Can you put the lines below into a Markdown table with the columns "Number" and "Line", one row per line and no blank lines? Leave the pictures out.
------------
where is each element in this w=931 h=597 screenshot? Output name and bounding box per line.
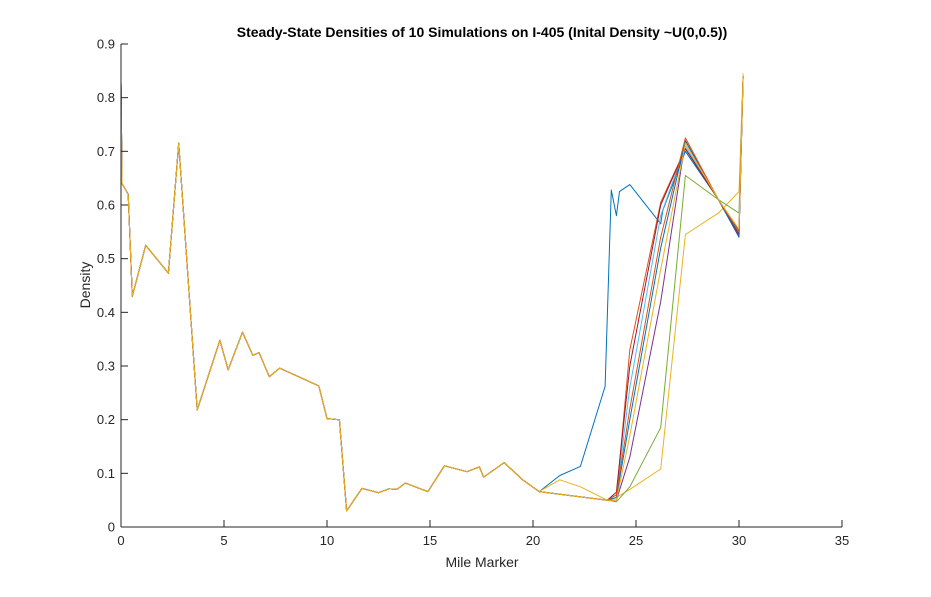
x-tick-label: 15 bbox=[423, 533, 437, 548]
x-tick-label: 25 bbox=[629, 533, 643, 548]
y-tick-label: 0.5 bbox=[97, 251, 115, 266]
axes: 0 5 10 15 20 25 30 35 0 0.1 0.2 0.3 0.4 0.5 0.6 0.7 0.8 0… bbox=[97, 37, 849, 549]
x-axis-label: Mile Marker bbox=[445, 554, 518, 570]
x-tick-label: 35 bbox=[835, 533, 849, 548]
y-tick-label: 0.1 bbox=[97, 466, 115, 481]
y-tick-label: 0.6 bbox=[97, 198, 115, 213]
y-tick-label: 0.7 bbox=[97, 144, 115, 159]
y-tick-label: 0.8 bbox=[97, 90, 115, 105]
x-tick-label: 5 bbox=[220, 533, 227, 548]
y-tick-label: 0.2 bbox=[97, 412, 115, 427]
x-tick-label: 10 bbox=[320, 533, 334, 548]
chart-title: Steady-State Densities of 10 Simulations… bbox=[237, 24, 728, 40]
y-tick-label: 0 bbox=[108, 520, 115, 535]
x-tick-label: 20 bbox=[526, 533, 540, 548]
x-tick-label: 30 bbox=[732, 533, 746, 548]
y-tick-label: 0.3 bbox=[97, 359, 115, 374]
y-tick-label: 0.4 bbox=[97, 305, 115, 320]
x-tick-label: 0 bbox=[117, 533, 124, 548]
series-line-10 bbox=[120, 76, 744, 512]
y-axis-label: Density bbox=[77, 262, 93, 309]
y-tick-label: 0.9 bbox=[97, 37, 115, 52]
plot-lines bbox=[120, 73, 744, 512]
------------
● Solution for this task
| Number | Line |
|---|---|
| 1 | where is each element in this w=931 h=597 screenshot? Output name and bounding box per line. |
| 2 | x-tick-label: 15 bbox=[423, 533, 437, 548] |
| 3 | x-tick-label: 25 bbox=[629, 533, 643, 548] |
| 4 | y-tick-label: 0.5 bbox=[97, 251, 115, 266] |
| 5 | axes: 0 5 10 15 20 25 30 35 0 0.1 0.2 0.3 0.4 0.5 0.6 0.7 0.8 0… bbox=[97, 37, 849, 549] |
| 6 | x-axis-label: Mile Marker bbox=[445, 554, 518, 570] |
| 7 | x-tick-label: 35 bbox=[835, 533, 849, 548] |
| 8 | y-tick-label: 0.1 bbox=[97, 466, 115, 481] |
| 9 | y-tick-label: 0.6 bbox=[97, 198, 115, 213] |
| 10 | y-tick-label: 0.7 bbox=[97, 144, 115, 159] |
| 11 | y-tick-label: 0.8 bbox=[97, 90, 115, 105] |
| 12 | x-tick-label: 5 bbox=[220, 533, 227, 548] |
| 13 | y-tick-label: 0.2 bbox=[97, 412, 115, 427] |
| 14 | x-tick-label: 10 bbox=[320, 533, 334, 548] |
| 15 | chart-title: Steady-State Densities of 10 Simulations… bbox=[237, 24, 728, 40] |
| 16 | y-tick-label: 0 bbox=[108, 520, 115, 535] |
| 17 | x-tick-label: 20 bbox=[526, 533, 540, 548] |
| 18 | x-tick-label: 30 bbox=[732, 533, 746, 548] |
| 19 | y-tick-label: 0.3 bbox=[97, 359, 115, 374] |
| 20 | y-tick-label: 0.4 bbox=[97, 305, 115, 320] |
| 21 | x-tick-label: 0 bbox=[117, 533, 124, 548] |
| 22 | series-line-10 bbox=[120, 76, 744, 512] |
| 23 | y-axis-label: Density bbox=[77, 262, 93, 309] |
| 24 | y-tick-label: 0.9 bbox=[97, 37, 115, 52] |
| 25 | plot-lines bbox=[120, 73, 744, 512] |